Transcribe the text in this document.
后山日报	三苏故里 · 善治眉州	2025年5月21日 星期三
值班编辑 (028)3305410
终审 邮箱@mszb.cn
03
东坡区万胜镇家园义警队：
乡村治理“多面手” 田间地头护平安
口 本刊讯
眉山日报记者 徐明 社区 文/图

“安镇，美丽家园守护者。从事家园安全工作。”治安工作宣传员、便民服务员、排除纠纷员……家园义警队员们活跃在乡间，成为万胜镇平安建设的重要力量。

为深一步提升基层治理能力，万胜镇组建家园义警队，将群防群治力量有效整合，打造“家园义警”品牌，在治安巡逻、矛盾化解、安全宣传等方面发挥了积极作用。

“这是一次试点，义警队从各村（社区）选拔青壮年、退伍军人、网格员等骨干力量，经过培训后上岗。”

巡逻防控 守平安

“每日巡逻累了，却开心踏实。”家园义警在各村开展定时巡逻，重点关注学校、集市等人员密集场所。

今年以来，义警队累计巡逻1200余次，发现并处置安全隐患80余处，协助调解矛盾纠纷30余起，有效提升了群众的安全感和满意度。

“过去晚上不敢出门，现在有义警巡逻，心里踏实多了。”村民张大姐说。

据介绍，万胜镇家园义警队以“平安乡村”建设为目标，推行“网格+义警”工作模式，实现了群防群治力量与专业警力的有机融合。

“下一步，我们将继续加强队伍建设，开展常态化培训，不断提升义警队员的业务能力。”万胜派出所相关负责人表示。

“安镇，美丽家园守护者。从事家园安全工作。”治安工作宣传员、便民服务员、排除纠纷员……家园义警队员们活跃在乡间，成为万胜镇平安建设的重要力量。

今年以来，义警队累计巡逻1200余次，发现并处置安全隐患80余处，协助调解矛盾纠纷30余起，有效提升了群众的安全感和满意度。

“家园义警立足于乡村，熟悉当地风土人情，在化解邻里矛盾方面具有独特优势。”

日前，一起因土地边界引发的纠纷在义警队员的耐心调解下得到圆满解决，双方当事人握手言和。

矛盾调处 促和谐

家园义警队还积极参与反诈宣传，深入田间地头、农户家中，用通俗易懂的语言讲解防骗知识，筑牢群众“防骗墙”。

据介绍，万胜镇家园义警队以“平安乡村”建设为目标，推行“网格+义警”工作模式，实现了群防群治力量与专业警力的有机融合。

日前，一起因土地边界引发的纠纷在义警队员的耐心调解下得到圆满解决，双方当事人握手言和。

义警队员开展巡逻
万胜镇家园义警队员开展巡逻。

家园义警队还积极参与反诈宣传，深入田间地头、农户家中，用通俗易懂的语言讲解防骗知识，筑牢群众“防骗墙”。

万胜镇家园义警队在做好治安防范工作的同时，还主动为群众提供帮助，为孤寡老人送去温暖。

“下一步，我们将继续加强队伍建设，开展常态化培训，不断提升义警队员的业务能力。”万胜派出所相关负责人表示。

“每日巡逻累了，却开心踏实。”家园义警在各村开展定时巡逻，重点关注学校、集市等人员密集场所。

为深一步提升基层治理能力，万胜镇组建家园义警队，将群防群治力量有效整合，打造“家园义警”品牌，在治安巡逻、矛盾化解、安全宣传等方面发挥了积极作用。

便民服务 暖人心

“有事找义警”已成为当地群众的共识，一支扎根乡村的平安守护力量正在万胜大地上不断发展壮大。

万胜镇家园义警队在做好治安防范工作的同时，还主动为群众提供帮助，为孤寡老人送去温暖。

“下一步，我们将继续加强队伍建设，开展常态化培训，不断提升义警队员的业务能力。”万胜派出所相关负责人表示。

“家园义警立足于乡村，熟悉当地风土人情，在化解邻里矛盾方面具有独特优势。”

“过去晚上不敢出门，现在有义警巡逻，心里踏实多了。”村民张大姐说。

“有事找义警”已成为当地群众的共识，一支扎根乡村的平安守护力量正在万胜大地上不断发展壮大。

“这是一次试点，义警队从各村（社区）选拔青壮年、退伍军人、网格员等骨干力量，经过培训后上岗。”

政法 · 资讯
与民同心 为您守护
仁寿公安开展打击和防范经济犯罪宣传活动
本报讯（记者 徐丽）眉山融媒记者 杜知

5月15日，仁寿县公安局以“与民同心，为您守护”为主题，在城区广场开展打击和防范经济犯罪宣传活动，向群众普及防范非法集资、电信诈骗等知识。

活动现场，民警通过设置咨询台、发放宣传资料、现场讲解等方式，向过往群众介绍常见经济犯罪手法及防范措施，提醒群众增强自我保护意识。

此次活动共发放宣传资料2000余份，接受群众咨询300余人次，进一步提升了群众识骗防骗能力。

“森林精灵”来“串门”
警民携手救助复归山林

###

== Direction ==
Your task is to output the full set of records exactly as presented.

== The completed task ==
Transcribe the text in this document.
后山日报	三苏故里 · 善治眉州	2025年5月21日 星期三
值班编辑 (028)3305410
终审 邮箱@mszb.cn
03
东坡区万胜镇家园义警队：
乡村治理“多面手” 田间地头护平安
口 本刊讯
眉山日报记者 徐明 社区 文/图

“安镇，美丽家园守护者。从事家园安全工作。”治安工作宣传员、便民服务员、排除纠纷员……家园义警队员们活跃在乡间，成为万胜镇平安建设的重要力量。

为深一步提升基层治理能力，万胜镇组建家园义警队，将群防群治力量有效整合，打造“家园义警”品牌，在治安巡逻、矛盾化解、安全宣传等方面发挥了积极作用。

“这是一次试点，义警队从各村（社区）选拔青壮年、退伍军人、网格员等骨干力量，经过培训后上岗。”

巡逻防控 守平安

“每日巡逻累了，却开心踏实。”家园义警在各村开展定时巡逻，重点关注学校、集市等人员密集场所。

今年以来，义警队累计巡逻1200余次，发现并处置安全隐患80余处，协助调解矛盾纠纷30余起，有效提升了群众的安全感和满意度。

“过去晚上不敢出门，现在有义警巡逻，心里踏实多了。”村民张大姐说。

据介绍，万胜镇家园义警队以“平安乡村”建设为目标，推行“网格+义警”工作模式，实现了群防群治力量与专业警力的有机融合。

“下一步，我们将继续加强队伍建设，开展常态化培训，不断提升义警队员的业务能力。”万胜派出所相关负责人表示。

“安镇，美丽家园守护者。从事家园安全工作。”治安工作宣传员、便民服务员、排除纠纷员……家园义警队员们活跃在乡间，成为万胜镇平安建设的重要力量。

今年以来，义警队累计巡逻1200余次，发现并处置安全隐患80余处，协助调解矛盾纠纷30余起，有效提升了群众的安全感和满意度。

“家园义警立足于乡村，熟悉当地风土人情，在化解邻里矛盾方面具有独特优势。”

日前，一起因土地边界引发的纠纷在义警队员的耐心调解下得到圆满解决，双方当事人握手言和。

矛盾调处 促和谐

家园义警队还积极参与反诈宣传，深入田间地头、农户家中，用通俗易懂的语言讲解防骗知识，筑牢群众“防骗墙”。

据介绍，万胜镇家园义警队以“平安乡村”建设为目标，推行“网格+义警”工作模式，实现了群防群治力量与专业警力的有机融合。

日前，一起因土地边界引发的纠纷在义警队员的耐心调解下得到圆满解决，双方当事人握手言和。

义警队员开展巡逻
万胜镇家园义警队员开展巡逻。

家园义警队还积极参与反诈宣传，深入田间地头、农户家中，用通俗易懂的语言讲解防骗知识，筑牢群众“防骗墙”。

万胜镇家园义警队在做好治安防范工作的同时，还主动为群众提供帮助，为孤寡老人送去温暖。

“下一步，我们将继续加强队伍建设，开展常态化培训，不断提升义警队员的业务能力。”万胜派出所相关负责人表示。

“每日巡逻累了，却开心踏实。”家园义警在各村开展定时巡逻，重点关注学校、集市等人员密集场所。

为深一步提升基层治理能力，万胜镇组建家园义警队，将群防群治力量有效整合，打造“家园义警”品牌，在治安巡逻、矛盾化解、安全宣传等方面发挥了积极作用。

便民服务 暖人心

“有事找义警”已成为当地群众的共识，一支扎根乡村的平安守护力量正在万胜大地上不断发展壮大。

万胜镇家园义警队在做好治安防范工作的同时，还主动为群众提供帮助，为孤寡老人送去温暖。

“下一步，我们将继续加强队伍建设，开展常态化培训，不断提升义警队员的业务能力。”万胜派出所相关负责人表示。

“家园义警立足于乡村，熟悉当地风土人情，在化解邻里矛盾方面具有独特优势。”

“过去晚上不敢出门，现在有义警巡逻，心里踏实多了。”村民张大姐说。

“有事找义警”已成为当地群众的共识，一支扎根乡村的平安守护力量正在万胜大地上不断发展壮大。

“这是一次试点，义警队从各村（社区）选拔青壮年、退伍军人、网格员等骨干力量，经过培训后上岗。”

政法 · 资讯
与民同心 为您守护
仁寿公安开展打击和防范经济犯罪宣传活动
本报讯（记者 徐丽）眉山融媒记者 杜知

5月15日，仁寿县公安局以“与民同心，为您守护”为主题，在城区广场开展打击和防范经济犯罪宣传活动，向群众普及防范非法集资、电信诈骗等知识。

活动现场，民警通过设置咨询台、发放宣传资料、现场讲解等方式，向过往群众介绍常见经济犯罪手法及防范措施，提醒群众增强自我保护意识。

此次活动共发放宣传资料2000余份，接受群众咨询300余人次，进一步提升了群众识骗防骗能力。

“森林精灵”来“串门”
警民携手救助复归山林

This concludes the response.